> [THE EXERCISE]: Gather every line of the entries that includes the word "образования".

**** EXTRACTED MATERIAL

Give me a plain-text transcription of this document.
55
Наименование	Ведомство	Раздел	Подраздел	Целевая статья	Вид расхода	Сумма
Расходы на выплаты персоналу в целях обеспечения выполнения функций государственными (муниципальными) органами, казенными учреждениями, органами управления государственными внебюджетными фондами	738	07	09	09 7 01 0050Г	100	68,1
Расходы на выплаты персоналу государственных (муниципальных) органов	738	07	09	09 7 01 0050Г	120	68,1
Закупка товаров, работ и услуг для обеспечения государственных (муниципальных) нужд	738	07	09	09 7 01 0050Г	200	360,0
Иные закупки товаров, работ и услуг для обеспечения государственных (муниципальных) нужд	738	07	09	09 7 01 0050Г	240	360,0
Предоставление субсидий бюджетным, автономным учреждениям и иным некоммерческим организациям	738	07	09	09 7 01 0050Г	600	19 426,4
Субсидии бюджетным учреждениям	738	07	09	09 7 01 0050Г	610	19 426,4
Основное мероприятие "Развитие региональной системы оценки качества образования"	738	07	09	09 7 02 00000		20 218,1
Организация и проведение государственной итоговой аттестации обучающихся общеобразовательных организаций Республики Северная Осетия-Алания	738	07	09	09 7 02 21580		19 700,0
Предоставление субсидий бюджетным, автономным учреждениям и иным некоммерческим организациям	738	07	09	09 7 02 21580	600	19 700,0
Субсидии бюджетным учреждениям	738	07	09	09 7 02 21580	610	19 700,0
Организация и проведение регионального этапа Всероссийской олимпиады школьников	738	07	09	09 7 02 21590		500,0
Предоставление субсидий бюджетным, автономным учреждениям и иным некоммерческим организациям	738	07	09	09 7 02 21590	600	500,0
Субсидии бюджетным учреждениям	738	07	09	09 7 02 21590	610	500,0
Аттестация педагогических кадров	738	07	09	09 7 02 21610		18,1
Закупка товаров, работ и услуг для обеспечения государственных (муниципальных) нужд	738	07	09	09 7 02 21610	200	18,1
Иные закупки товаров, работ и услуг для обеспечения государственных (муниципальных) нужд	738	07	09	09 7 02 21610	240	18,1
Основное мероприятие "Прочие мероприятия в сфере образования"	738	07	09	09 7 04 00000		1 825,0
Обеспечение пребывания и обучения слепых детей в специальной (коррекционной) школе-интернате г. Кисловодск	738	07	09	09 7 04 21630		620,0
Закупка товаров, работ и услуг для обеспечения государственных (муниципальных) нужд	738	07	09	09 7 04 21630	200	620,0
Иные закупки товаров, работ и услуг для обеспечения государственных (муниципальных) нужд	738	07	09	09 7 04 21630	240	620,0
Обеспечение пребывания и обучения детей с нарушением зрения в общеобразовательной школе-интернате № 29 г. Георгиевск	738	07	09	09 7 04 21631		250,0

********
**** EXTRACTED MATERIAL

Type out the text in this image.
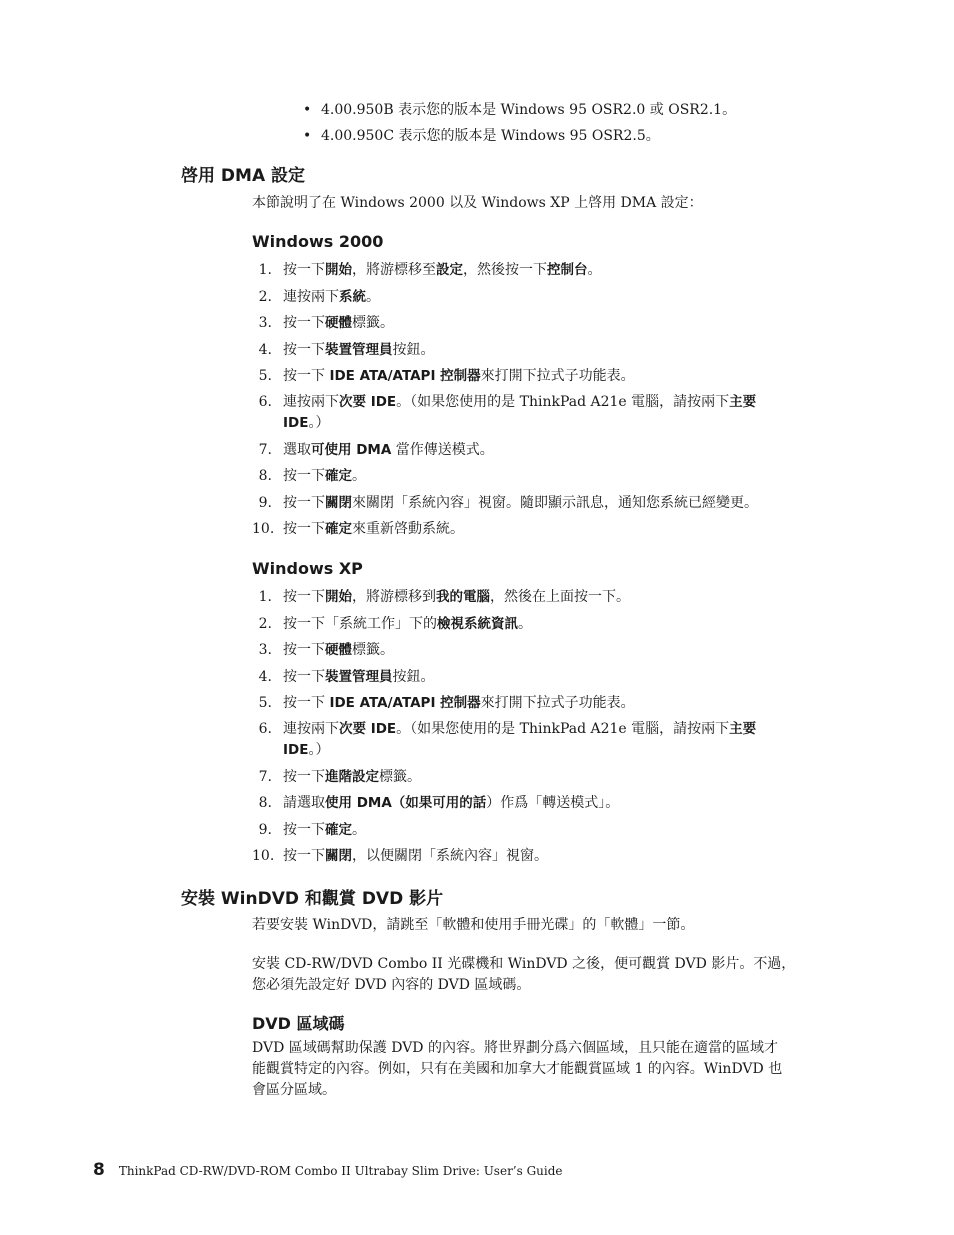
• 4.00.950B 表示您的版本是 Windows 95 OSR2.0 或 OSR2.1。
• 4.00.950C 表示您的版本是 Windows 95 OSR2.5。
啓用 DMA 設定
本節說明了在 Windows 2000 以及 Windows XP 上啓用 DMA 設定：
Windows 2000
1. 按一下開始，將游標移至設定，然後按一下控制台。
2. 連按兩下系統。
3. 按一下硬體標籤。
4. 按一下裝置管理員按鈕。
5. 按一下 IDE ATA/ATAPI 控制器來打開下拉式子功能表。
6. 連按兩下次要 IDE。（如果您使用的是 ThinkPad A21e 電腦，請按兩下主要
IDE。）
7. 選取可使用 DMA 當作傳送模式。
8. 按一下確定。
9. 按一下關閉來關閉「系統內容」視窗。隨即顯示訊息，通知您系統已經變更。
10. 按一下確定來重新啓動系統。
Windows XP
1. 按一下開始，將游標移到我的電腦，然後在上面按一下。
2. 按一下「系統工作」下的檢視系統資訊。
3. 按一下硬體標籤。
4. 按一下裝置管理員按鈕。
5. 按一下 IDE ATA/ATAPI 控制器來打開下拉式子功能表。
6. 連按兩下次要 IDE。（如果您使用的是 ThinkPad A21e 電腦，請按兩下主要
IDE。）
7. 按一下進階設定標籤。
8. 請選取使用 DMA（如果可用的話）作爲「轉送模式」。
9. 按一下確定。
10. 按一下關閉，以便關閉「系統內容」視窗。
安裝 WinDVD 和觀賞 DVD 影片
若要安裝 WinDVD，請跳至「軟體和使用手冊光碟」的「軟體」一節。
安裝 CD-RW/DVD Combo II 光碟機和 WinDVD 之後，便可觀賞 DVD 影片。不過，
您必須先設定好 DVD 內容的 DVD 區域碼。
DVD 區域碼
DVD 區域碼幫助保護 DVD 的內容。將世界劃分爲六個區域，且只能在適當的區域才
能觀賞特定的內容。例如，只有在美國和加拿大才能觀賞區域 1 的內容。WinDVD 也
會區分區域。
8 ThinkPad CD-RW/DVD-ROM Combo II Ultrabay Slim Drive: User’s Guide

********

> [TASK RESPONSE]:
Основное мероприятие "Развитие региональной системы оценки качества образования"	738	07	09	09 7 02 00000		20 218,1
Основное мероприятие "Прочие мероприятия в сфере образования"	738	07	09	09 7 04 00000		1 825,0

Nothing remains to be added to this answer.